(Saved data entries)

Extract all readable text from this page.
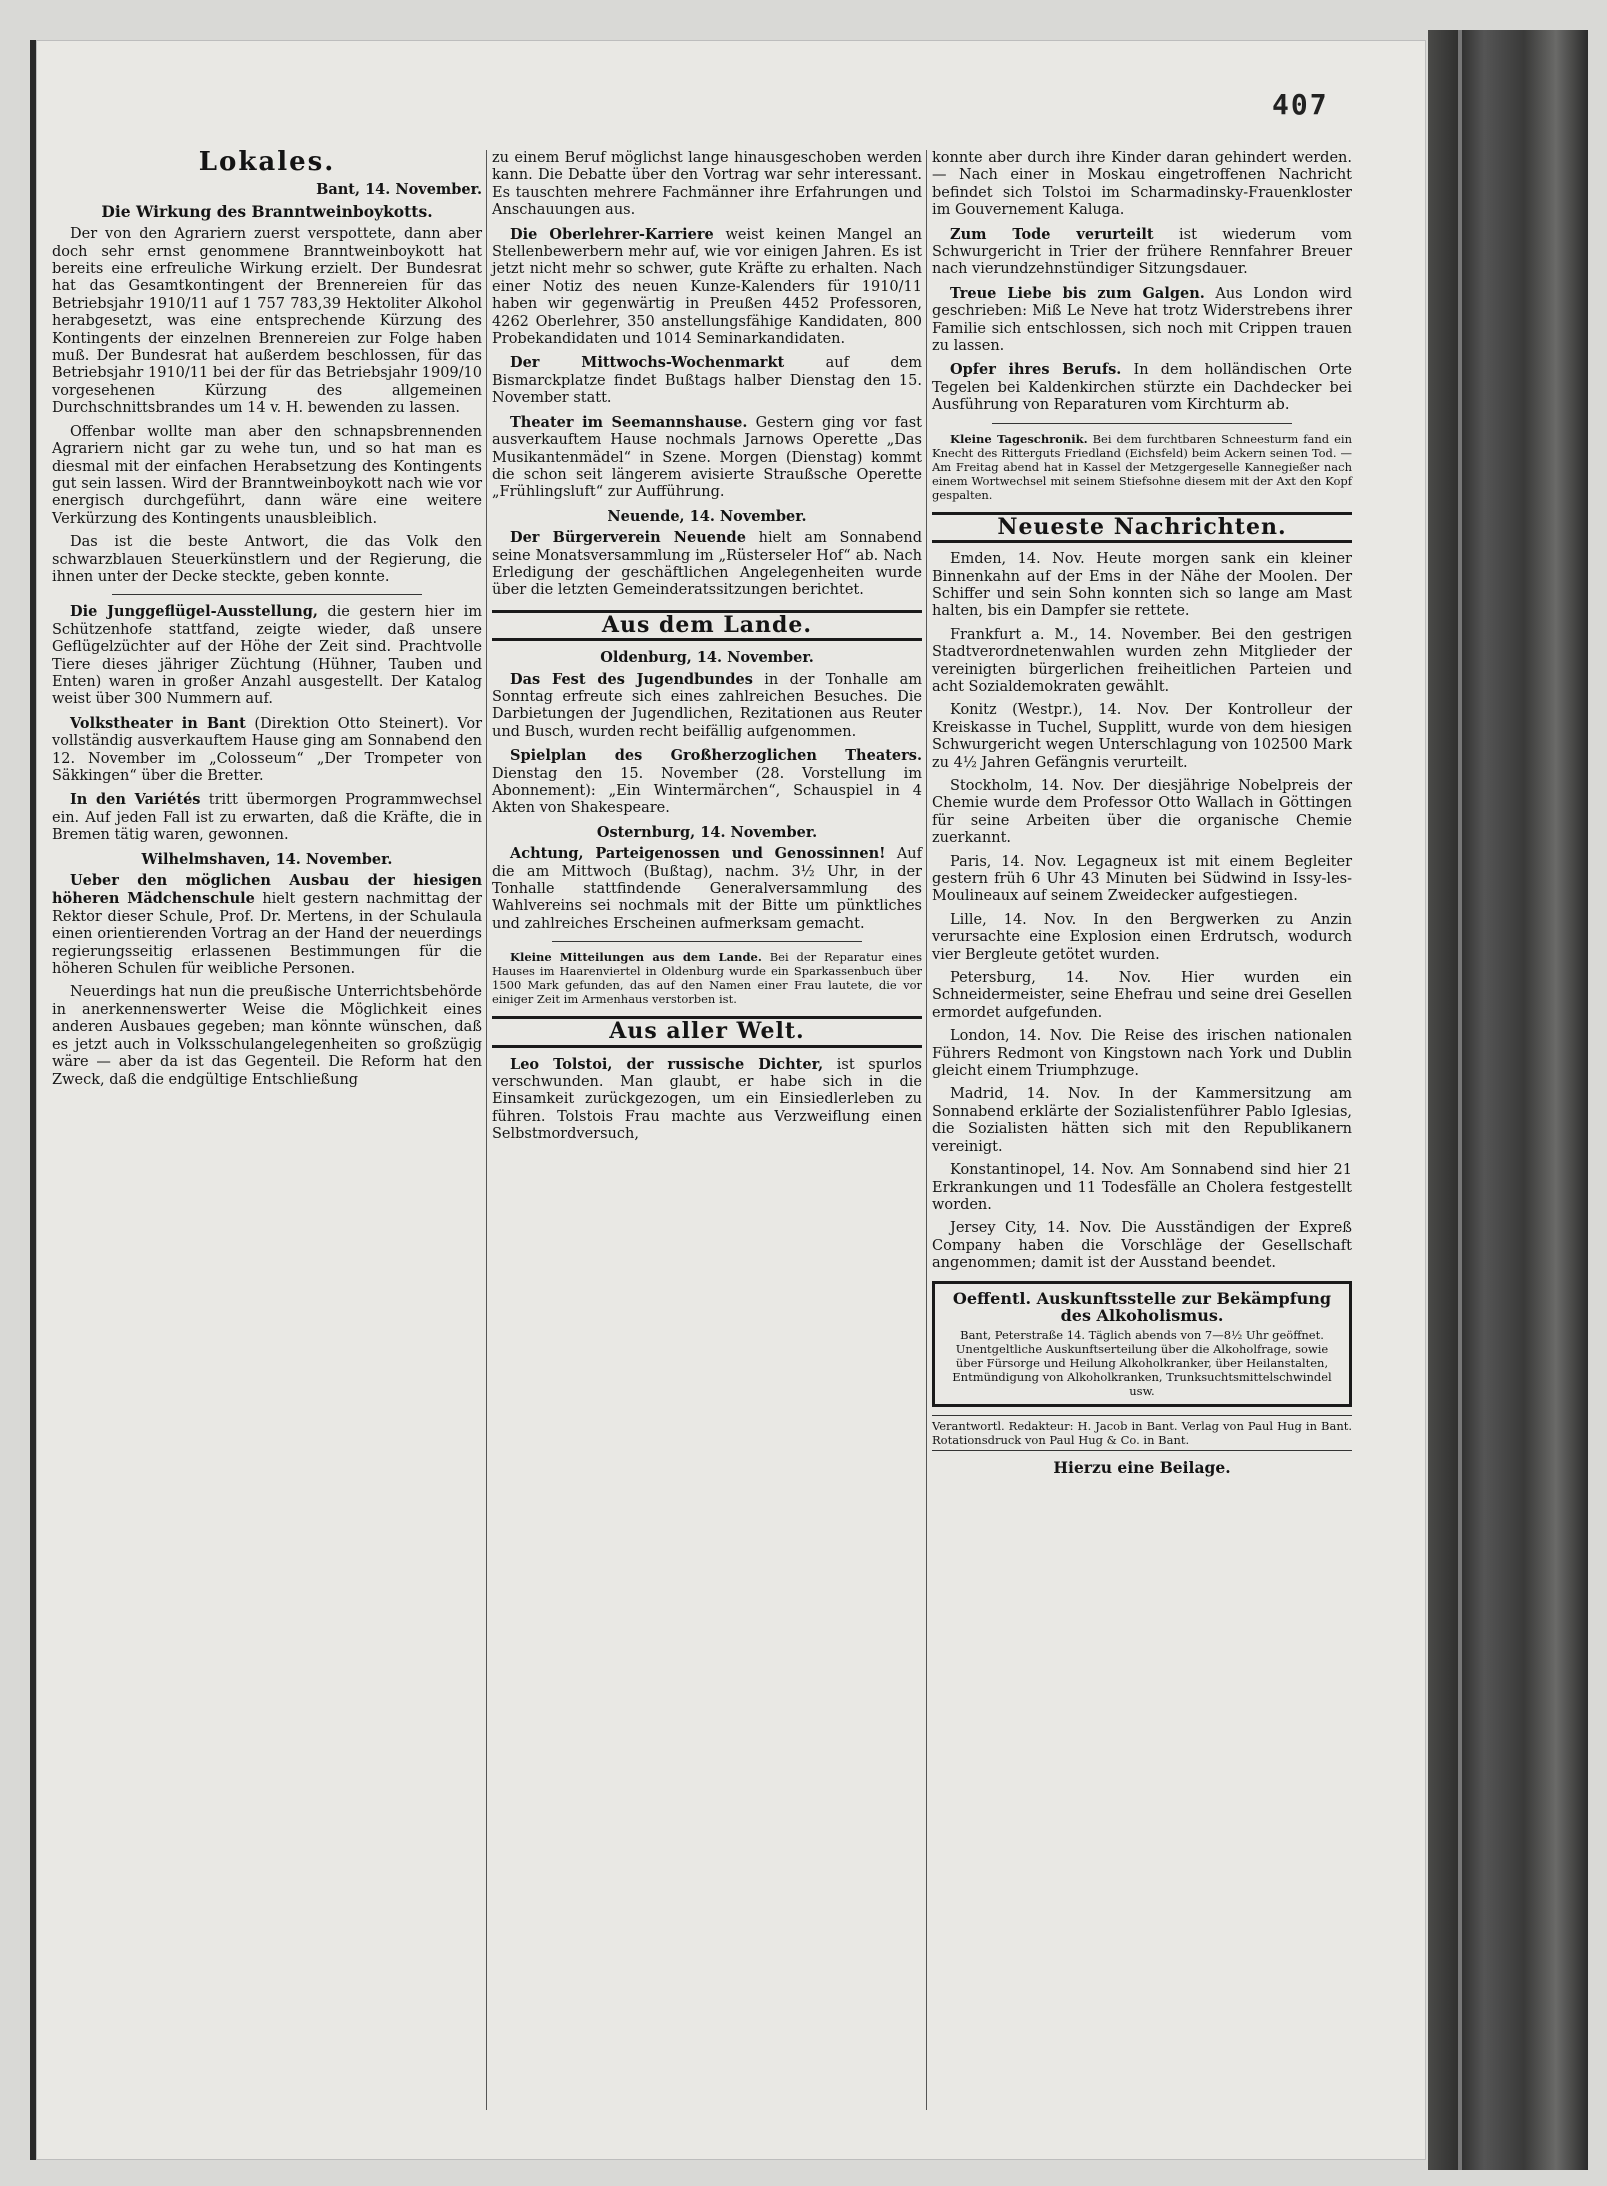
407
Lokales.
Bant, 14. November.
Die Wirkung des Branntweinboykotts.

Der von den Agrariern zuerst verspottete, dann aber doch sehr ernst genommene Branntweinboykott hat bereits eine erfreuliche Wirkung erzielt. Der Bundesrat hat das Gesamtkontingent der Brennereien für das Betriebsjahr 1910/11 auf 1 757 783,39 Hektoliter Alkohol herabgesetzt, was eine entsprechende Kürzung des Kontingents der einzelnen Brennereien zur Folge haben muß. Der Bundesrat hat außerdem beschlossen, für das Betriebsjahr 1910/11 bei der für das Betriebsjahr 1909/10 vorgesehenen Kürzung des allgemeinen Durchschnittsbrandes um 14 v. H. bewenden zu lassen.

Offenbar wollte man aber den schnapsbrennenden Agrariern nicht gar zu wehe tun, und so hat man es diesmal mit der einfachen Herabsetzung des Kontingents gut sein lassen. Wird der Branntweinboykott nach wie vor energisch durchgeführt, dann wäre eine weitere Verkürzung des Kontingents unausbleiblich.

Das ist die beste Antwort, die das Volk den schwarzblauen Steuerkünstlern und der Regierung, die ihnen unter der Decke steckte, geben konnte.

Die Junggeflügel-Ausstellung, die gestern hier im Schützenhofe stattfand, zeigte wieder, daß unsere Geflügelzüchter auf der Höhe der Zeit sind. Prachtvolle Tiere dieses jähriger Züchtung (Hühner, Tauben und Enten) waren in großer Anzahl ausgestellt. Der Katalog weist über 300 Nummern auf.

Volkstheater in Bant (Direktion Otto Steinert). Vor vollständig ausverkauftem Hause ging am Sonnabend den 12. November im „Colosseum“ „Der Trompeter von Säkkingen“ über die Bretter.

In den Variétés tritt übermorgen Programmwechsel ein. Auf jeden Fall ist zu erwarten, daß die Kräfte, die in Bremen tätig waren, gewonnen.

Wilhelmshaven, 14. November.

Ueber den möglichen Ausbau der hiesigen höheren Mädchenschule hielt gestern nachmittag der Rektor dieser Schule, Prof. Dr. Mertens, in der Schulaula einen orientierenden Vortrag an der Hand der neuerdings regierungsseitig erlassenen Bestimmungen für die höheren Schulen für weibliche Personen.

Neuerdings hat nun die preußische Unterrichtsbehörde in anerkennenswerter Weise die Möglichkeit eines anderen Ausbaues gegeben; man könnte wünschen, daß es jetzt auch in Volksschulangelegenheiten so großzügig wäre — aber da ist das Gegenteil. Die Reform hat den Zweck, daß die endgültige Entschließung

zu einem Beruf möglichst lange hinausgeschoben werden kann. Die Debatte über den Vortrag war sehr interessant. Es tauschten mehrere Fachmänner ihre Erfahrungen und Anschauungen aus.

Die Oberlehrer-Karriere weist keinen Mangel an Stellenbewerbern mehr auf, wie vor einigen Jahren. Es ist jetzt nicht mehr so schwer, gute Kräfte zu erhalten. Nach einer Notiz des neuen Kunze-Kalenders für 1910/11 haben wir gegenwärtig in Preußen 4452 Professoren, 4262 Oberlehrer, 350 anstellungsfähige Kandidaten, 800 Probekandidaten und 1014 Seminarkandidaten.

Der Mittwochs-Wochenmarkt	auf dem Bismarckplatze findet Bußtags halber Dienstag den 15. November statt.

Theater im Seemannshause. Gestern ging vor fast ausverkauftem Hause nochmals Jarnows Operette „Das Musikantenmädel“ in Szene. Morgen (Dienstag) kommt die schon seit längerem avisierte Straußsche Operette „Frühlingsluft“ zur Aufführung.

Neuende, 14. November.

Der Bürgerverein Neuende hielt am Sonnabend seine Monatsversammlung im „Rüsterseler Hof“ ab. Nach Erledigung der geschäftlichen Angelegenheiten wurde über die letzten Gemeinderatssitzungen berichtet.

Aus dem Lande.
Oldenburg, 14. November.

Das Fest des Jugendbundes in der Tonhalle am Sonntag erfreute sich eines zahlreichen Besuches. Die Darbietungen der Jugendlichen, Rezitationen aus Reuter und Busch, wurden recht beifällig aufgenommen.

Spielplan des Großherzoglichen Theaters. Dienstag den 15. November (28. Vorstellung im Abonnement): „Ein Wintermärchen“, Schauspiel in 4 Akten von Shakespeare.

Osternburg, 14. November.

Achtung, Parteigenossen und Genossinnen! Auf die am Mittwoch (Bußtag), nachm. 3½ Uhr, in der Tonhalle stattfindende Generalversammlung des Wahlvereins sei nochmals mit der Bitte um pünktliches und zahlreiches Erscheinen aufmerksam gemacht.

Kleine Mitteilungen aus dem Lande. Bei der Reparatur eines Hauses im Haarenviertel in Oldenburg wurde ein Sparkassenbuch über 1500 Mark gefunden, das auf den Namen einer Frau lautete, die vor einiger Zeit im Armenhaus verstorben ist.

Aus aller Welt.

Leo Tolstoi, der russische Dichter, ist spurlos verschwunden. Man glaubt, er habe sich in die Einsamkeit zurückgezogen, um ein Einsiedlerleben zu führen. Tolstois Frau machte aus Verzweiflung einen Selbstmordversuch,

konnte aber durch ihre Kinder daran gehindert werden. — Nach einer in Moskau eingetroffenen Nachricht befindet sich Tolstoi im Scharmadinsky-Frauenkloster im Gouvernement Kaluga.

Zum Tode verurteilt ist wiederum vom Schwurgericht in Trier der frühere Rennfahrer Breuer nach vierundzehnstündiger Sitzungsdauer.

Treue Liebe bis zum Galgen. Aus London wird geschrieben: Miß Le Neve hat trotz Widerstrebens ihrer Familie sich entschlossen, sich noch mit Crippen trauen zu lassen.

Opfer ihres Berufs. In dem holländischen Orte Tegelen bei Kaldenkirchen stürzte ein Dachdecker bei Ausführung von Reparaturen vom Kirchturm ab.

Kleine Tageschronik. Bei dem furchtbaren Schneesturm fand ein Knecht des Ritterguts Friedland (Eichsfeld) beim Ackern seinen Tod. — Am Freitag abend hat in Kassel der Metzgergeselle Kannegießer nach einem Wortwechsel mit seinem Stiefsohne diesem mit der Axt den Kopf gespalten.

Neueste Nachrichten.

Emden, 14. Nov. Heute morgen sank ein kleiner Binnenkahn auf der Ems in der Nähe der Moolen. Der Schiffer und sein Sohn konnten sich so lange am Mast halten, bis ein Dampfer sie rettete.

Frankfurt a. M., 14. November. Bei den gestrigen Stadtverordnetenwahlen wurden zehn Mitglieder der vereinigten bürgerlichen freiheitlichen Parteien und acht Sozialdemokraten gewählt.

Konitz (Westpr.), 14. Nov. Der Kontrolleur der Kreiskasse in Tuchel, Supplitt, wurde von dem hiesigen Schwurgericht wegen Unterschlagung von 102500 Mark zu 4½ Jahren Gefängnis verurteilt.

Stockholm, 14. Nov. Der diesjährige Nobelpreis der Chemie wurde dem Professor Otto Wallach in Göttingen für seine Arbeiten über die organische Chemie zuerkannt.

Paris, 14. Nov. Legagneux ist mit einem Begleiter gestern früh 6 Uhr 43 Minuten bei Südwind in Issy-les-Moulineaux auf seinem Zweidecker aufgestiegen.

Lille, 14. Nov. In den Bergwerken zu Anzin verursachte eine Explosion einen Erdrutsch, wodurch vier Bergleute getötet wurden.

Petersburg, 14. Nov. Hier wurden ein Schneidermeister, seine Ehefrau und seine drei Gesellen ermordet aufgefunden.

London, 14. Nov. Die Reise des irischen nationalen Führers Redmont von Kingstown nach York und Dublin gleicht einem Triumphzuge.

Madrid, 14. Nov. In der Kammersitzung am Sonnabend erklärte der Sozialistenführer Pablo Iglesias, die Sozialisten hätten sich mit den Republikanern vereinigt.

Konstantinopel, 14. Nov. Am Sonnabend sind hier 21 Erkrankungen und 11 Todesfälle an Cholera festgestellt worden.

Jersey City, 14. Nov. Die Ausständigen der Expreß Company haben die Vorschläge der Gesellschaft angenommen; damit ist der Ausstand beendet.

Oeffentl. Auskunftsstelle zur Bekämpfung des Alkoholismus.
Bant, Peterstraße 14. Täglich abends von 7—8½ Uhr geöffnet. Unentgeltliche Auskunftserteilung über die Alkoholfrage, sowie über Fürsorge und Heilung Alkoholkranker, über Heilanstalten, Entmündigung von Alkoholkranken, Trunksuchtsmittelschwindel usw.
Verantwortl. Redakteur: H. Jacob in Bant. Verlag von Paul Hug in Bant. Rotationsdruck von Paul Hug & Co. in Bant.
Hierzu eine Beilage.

▸ Exercise requirements
All lines of the records above with the word "Lande" in them are to be copied.

▸ Output for this exercise
Aus dem Lande.
Kleine Mitteilungen aus dem Lande. Bei der Reparatur eines Hauses im Haarenviertel in Oldenburg wurde ein Sparkassenbuch über 1500 Mark gefunden, das auf den Namen einer Frau lautete, die vor einiger Zeit im Armenhaus verstorben ist.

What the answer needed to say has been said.